--- Exercise inputs ---
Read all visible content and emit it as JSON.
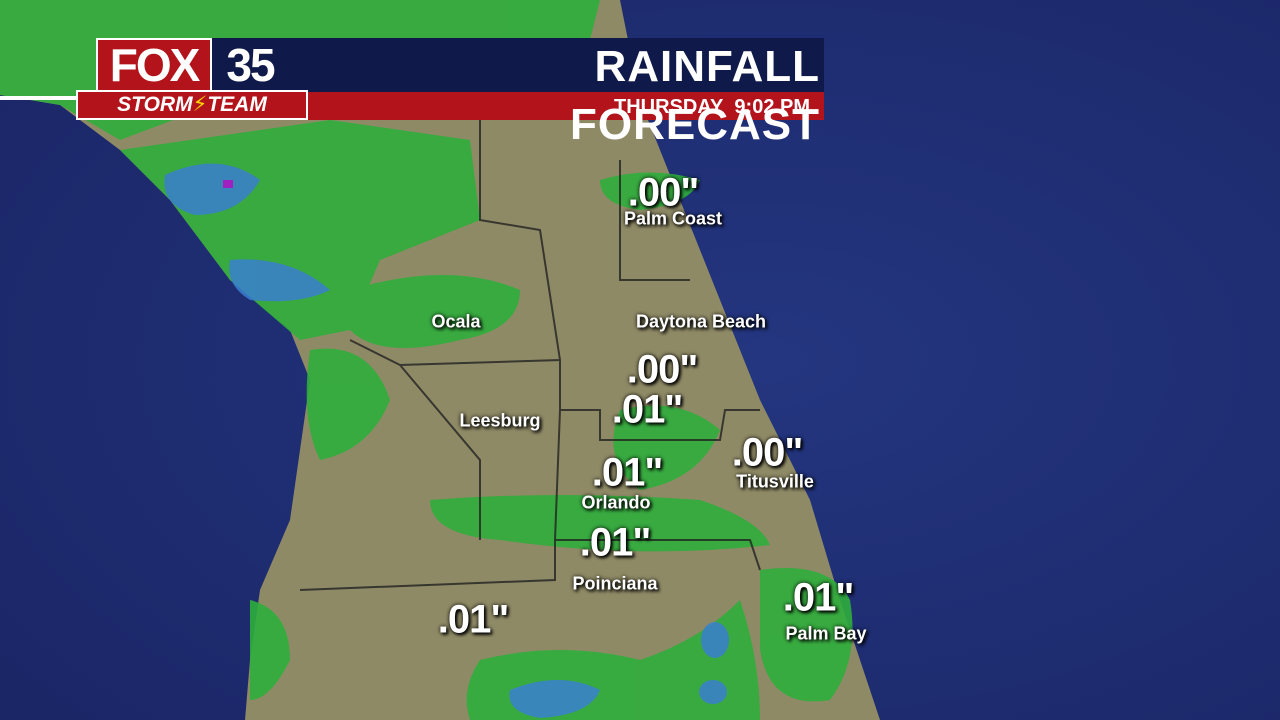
{
  "header": {
    "logo_brand": "FOX",
    "logo_number": "35",
    "logo_team": [
      "STORM",
      "TEAM"
    ],
    "title": "RAINFALL FORECAST",
    "day": "THURSDAY",
    "time": "9:02 PM"
  },
  "places": [
    {
      "amount": ".00\"",
      "name": "Palm Coast"
    },
    {
      "name": "Daytona Beach"
    },
    {
      "name": "Ocala"
    },
    {
      "amount": ".00\""
    },
    {
      "amount": ".01\""
    },
    {
      "name": "Leesburg"
    },
    {
      "amount": ".01\"",
      "name": "Orlando"
    },
    {
      "amount": ".00\"",
      "name": "Titusville"
    },
    {
      "amount": ".01\"",
      "name": "Poinciana"
    },
    {
      "amount": ".01\""
    },
    {
      "amount": ".01\"",
      "name": "Palm Bay"
    }
  ]
}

--- What is required ---
Pictures stay out of the copy; please restate every record above exactly.

--- Answer below ---
Read all visible content and emit it as JSON.
{
  "header": {
    "logo_brand": "FOX",
    "logo_number": "35",
    "logo_team": [
      "STORM",
      "TEAM"
    ],
    "title": "RAINFALL FORECAST",
    "day": "THURSDAY",
    "time": "9:02 PM"
  },
  "places": [
    {
      "amount": ".00\"",
      "name": "Palm Coast"
    },
    {
      "name": "Daytona Beach"
    },
    {
      "name": "Ocala"
    },
    {
      "amount": ".00\""
    },
    {
      "amount": ".01\""
    },
    {
      "name": "Leesburg"
    },
    {
      "amount": ".01\"",
      "name": "Orlando"
    },
    {
      "amount": ".00\"",
      "name": "Titusville"
    },
    {
      "amount": ".01\"",
      "name": "Poinciana"
    },
    {
      "amount": ".01\""
    },
    {
      "amount": ".01\"",
      "name": "Palm Bay"
    }
  ]
}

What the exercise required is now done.